### AIM OF THE TASK
Every line below is to be quoted exactly, with nothing added or dropped.

### PROVIDED ENTRIES
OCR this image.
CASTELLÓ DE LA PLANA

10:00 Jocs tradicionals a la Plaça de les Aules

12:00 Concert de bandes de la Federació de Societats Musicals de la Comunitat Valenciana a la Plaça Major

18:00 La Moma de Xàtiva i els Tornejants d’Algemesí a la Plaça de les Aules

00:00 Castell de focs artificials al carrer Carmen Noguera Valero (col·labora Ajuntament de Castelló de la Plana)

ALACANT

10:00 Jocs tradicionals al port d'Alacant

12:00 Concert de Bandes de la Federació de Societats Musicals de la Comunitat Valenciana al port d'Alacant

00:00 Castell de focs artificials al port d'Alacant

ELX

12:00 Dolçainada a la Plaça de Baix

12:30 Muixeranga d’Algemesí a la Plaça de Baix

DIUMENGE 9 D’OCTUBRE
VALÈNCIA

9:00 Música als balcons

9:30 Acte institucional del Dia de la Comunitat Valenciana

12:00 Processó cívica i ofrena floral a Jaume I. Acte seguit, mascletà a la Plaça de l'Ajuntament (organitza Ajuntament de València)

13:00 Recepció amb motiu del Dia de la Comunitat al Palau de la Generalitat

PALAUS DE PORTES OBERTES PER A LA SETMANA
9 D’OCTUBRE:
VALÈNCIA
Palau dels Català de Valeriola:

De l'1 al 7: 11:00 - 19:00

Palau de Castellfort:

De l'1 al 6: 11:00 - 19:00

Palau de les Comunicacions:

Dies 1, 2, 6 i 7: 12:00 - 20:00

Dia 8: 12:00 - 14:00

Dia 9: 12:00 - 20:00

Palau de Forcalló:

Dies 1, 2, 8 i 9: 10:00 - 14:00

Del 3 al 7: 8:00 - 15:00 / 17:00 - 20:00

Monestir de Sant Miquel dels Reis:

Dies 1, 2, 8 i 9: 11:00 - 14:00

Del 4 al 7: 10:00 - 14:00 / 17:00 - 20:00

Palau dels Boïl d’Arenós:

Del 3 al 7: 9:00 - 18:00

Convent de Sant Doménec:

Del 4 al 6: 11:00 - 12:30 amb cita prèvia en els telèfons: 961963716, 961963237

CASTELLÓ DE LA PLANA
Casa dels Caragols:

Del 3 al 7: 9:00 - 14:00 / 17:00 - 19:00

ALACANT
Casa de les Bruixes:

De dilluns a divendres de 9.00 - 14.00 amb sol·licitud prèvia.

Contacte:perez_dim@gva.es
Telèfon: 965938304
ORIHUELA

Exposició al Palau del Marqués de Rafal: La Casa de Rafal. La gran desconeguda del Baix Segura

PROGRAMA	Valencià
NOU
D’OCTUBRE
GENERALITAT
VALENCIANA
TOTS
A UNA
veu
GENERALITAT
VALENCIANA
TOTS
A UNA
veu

### FULL RESPONSE
OCR this image.
CASTELLÓ DE LA PLANA

10:00 Jocs tradicionals a la Plaça de les Aules

12:00 Concert de bandes de la Federació de Societats Musicals de la Comunitat Valenciana a la Plaça Major

18:00 La Moma de Xàtiva i els Tornejants d’Algemesí a la Plaça de les Aules

00:00 Castell de focs artificials al carrer Carmen Noguera Valero (col·labora Ajuntament de Castelló de la Plana)

ALACANT

10:00 Jocs tradicionals al port d'Alacant

12:00 Concert de Bandes de la Federació de Societats Musicals de la Comunitat Valenciana al port d'Alacant

00:00 Castell de focs artificials al port d'Alacant

ELX

12:00 Dolçainada a la Plaça de Baix

12:30 Muixeranga d’Algemesí a la Plaça de Baix

DIUMENGE 9 D’OCTUBRE
VALÈNCIA

9:00 Música als balcons

9:30 Acte institucional del Dia de la Comunitat Valenciana

12:00 Processó cívica i ofrena floral a Jaume I. Acte seguit, mascletà a la Plaça de l'Ajuntament (organitza Ajuntament de València)

13:00 Recepció amb motiu del Dia de la Comunitat al Palau de la Generalitat

PALAUS DE PORTES OBERTES PER A LA SETMANA
9 D’OCTUBRE:
VALÈNCIA
Palau dels Català de Valeriola:

De l'1 al 7: 11:00 - 19:00

Palau de Castellfort:

De l'1 al 6: 11:00 - 19:00

Palau de les Comunicacions:

Dies 1, 2, 6 i 7: 12:00 - 20:00

Dia 8: 12:00 - 14:00

Dia 9: 12:00 - 20:00

Palau de Forcalló:

Dies 1, 2, 8 i 9: 10:00 - 14:00

Del 3 al 7: 8:00 - 15:00 / 17:00 - 20:00

Monestir de Sant Miquel dels Reis:

Dies 1, 2, 8 i 9: 11:00 - 14:00

Del 4 al 7: 10:00 - 14:00 / 17:00 - 20:00

Palau dels Boïl d’Arenós:

Del 3 al 7: 9:00 - 18:00

Convent de Sant Doménec:

Del 4 al 6: 11:00 - 12:30 amb cita prèvia en els telèfons: 961963716, 961963237

CASTELLÓ DE LA PLANA
Casa dels Caragols:

Del 3 al 7: 9:00 - 14:00 / 17:00 - 19:00

ALACANT
Casa de les Bruixes:

De dilluns a divendres de 9.00 - 14.00 amb sol·licitud prèvia.

Contacte:perez_dim@gva.es
Telèfon: 965938304
ORIHUELA

Exposició al Palau del Marqués de Rafal: La Casa de Rafal. La gran desconeguda del Baix Segura

PROGRAMA	Valencià
NOU
D’OCTUBRE
GENERALITAT
VALENCIANA
TOTS
A UNA
veu
GENERALITAT
VALENCIANA
TOTS
A UNA
veu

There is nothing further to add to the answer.